▶ _REQUEST_
Each record below is to be reproduced without any change.

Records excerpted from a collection

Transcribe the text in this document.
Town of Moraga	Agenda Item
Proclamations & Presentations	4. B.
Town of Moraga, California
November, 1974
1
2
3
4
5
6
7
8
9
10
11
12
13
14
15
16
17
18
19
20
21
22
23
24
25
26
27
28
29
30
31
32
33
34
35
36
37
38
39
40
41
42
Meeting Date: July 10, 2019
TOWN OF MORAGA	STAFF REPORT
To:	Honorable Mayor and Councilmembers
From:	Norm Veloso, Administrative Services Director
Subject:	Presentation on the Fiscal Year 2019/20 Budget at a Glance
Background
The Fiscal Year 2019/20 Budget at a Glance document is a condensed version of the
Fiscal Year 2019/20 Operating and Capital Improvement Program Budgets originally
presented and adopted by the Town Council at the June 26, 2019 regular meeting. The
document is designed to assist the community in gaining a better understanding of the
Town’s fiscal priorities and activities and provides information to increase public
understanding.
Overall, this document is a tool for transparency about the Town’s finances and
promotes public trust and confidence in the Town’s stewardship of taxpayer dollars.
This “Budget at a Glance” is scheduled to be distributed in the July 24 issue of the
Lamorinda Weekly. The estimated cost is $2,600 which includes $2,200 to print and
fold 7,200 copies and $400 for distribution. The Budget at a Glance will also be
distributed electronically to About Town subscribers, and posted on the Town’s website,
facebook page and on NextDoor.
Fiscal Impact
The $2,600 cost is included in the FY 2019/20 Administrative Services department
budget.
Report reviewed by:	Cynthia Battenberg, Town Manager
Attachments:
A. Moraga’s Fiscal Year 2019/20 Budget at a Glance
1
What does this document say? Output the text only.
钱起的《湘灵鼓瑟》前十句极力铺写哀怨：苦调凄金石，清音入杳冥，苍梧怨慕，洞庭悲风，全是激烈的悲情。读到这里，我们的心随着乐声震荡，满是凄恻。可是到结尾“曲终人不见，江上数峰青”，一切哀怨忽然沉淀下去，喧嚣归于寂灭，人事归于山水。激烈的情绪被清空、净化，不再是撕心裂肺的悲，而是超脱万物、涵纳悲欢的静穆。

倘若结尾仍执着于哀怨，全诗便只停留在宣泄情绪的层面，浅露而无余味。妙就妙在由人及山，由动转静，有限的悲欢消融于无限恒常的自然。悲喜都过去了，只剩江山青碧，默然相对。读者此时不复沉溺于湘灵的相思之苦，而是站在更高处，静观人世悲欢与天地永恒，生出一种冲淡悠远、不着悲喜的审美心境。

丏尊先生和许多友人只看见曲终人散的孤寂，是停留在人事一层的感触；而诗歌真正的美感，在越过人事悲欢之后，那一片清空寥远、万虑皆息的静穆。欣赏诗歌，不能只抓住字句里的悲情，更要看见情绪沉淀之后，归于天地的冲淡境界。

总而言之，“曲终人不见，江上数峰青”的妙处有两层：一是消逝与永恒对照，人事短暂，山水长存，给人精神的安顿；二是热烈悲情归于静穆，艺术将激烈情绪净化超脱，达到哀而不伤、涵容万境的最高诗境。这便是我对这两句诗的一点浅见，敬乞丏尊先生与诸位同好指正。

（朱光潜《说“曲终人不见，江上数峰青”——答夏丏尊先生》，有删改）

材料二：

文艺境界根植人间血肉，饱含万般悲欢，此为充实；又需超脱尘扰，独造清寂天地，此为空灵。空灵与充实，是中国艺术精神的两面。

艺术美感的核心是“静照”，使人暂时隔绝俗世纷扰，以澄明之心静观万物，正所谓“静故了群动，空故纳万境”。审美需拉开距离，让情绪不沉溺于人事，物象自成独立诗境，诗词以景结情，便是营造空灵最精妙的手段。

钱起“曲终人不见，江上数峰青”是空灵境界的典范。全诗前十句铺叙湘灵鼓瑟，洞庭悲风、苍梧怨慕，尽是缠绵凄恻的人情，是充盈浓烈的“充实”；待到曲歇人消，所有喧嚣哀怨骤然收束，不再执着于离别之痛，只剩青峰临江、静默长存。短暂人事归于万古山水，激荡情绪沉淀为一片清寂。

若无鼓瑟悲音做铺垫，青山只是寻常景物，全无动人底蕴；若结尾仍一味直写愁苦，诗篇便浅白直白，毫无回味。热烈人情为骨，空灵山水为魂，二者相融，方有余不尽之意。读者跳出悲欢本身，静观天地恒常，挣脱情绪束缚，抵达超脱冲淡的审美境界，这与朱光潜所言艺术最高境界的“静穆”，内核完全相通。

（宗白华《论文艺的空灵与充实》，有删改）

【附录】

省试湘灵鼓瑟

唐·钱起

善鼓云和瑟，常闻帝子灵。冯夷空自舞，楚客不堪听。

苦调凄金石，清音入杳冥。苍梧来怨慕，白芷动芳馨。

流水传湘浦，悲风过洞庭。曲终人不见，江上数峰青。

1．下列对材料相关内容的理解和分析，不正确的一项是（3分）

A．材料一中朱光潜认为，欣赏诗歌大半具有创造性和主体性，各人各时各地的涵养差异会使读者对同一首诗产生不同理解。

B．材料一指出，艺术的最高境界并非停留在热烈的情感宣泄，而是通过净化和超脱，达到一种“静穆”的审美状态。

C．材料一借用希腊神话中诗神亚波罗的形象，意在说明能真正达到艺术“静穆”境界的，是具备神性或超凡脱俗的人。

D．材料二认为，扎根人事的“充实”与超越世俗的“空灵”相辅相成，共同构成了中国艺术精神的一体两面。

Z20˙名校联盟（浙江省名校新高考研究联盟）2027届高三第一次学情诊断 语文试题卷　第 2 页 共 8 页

▶ _WRITTEN RESPONSE_
Transcribe the text in this document.
Town of Moraga	Agenda Item
Proclamations & Presentations	4. B.
Town of Moraga, California
November, 1974
1
2
3
4
5
6
7
8
9
10
11
12
13
14
15
16
17
18
19
20
21
22
23
24
25
26
27
28
29
30
31
32
33
34
35
36
37
38
39
40
41
42
Meeting Date: July 10, 2019
TOWN OF MORAGA	STAFF REPORT
To:	Honorable Mayor and Councilmembers
From:	Norm Veloso, Administrative Services Director
Subject:	Presentation on the Fiscal Year 2019/20 Budget at a Glance
Background
The Fiscal Year 2019/20 Budget at a Glance document is a condensed version of the
Fiscal Year 2019/20 Operating and Capital Improvement Program Budgets originally
presented and adopted by the Town Council at the June 26, 2019 regular meeting. The
document is designed to assist the community in gaining a better understanding of the
Town’s fiscal priorities and activities and provides information to increase public
understanding.
Overall, this document is a tool for transparency about the Town’s finances and
promotes public trust and confidence in the Town’s stewardship of taxpayer dollars.
This “Budget at a Glance” is scheduled to be distributed in the July 24 issue of the
Lamorinda Weekly. The estimated cost is $2,600 which includes $2,200 to print and
fold 7,200 copies and $400 for distribution. The Budget at a Glance will also be
distributed electronically to About Town subscribers, and posted on the Town’s website,
facebook page and on NextDoor.
Fiscal Impact
The $2,600 cost is included in the FY 2019/20 Administrative Services department
budget.
Report reviewed by:	Cynthia Battenberg, Town Manager
Attachments:
A. Moraga’s Fiscal Year 2019/20 Budget at a Glance
1
What does this document say? Output the text only.
钱起的《湘灵鼓瑟》前十句极力铺写哀怨：苦调凄金石，清音入杳冥，苍梧怨慕，洞庭悲风，全是激烈的悲情。读到这里，我们的心随着乐声震荡，满是凄恻。可是到结尾“曲终人不见，江上数峰青”，一切哀怨忽然沉淀下去，喧嚣归于寂灭，人事归于山水。激烈的情绪被清空、净化，不再是撕心裂肺的悲，而是超脱万物、涵纳悲欢的静穆。

倘若结尾仍执着于哀怨，全诗便只停留在宣泄情绪的层面，浅露而无余味。妙就妙在由人及山，由动转静，有限的悲欢消融于无限恒常的自然。悲喜都过去了，只剩江山青碧，默然相对。读者此时不复沉溺于湘灵的相思之苦，而是站在更高处，静观人世悲欢与天地永恒，生出一种冲淡悠远、不着悲喜的审美心境。

丏尊先生和许多友人只看见曲终人散的孤寂，是停留在人事一层的感触；而诗歌真正的美感，在越过人事悲欢之后，那一片清空寥远、万虑皆息的静穆。欣赏诗歌，不能只抓住字句里的悲情，更要看见情绪沉淀之后，归于天地的冲淡境界。

总而言之，“曲终人不见，江上数峰青”的妙处有两层：一是消逝与永恒对照，人事短暂，山水长存，给人精神的安顿；二是热烈悲情归于静穆，艺术将激烈情绪净化超脱，达到哀而不伤、涵容万境的最高诗境。这便是我对这两句诗的一点浅见，敬乞丏尊先生与诸位同好指正。

（朱光潜《说“曲终人不见，江上数峰青”——答夏丏尊先生》，有删改）

材料二：

文艺境界根植人间血肉，饱含万般悲欢，此为充实；又需超脱尘扰，独造清寂天地，此为空灵。空灵与充实，是中国艺术精神的两面。

艺术美感的核心是“静照”，使人暂时隔绝俗世纷扰，以澄明之心静观万物，正所谓“静故了群动，空故纳万境”。审美需拉开距离，让情绪不沉溺于人事，物象自成独立诗境，诗词以景结情，便是营造空灵最精妙的手段。

钱起“曲终人不见，江上数峰青”是空灵境界的典范。全诗前十句铺叙湘灵鼓瑟，洞庭悲风、苍梧怨慕，尽是缠绵凄恻的人情，是充盈浓烈的“充实”；待到曲歇人消，所有喧嚣哀怨骤然收束，不再执着于离别之痛，只剩青峰临江、静默长存。短暂人事归于万古山水，激荡情绪沉淀为一片清寂。

若无鼓瑟悲音做铺垫，青山只是寻常景物，全无动人底蕴；若结尾仍一味直写愁苦，诗篇便浅白直白，毫无回味。热烈人情为骨，空灵山水为魂，二者相融，方有余不尽之意。读者跳出悲欢本身，静观天地恒常，挣脱情绪束缚，抵达超脱冲淡的审美境界，这与朱光潜所言艺术最高境界的“静穆”，内核完全相通。

（宗白华《论文艺的空灵与充实》，有删改）

【附录】

省试湘灵鼓瑟

唐·钱起

善鼓云和瑟，常闻帝子灵。冯夷空自舞，楚客不堪听。

苦调凄金石，清音入杳冥。苍梧来怨慕，白芷动芳馨。

流水传湘浦，悲风过洞庭。曲终人不见，江上数峰青。

1．下列对材料相关内容的理解和分析，不正确的一项是（3分）

A．材料一中朱光潜认为，欣赏诗歌大半具有创造性和主体性，各人各时各地的涵养差异会使读者对同一首诗产生不同理解。

B．材料一指出，艺术的最高境界并非停留在热烈的情感宣泄，而是通过净化和超脱，达到一种“静穆”的审美状态。

C．材料一借用希腊神话中诗神亚波罗的形象，意在说明能真正达到艺术“静穆”境界的，是具备神性或超凡脱俗的人。

D．材料二认为，扎根人事的“充实”与超越世俗的“空灵”相辅相成，共同构成了中国艺术精神的一体两面。

Z20˙名校联盟（浙江省名校新高考研究联盟）2027届高三第一次学情诊断 语文试题卷　第 2 页 共 8 页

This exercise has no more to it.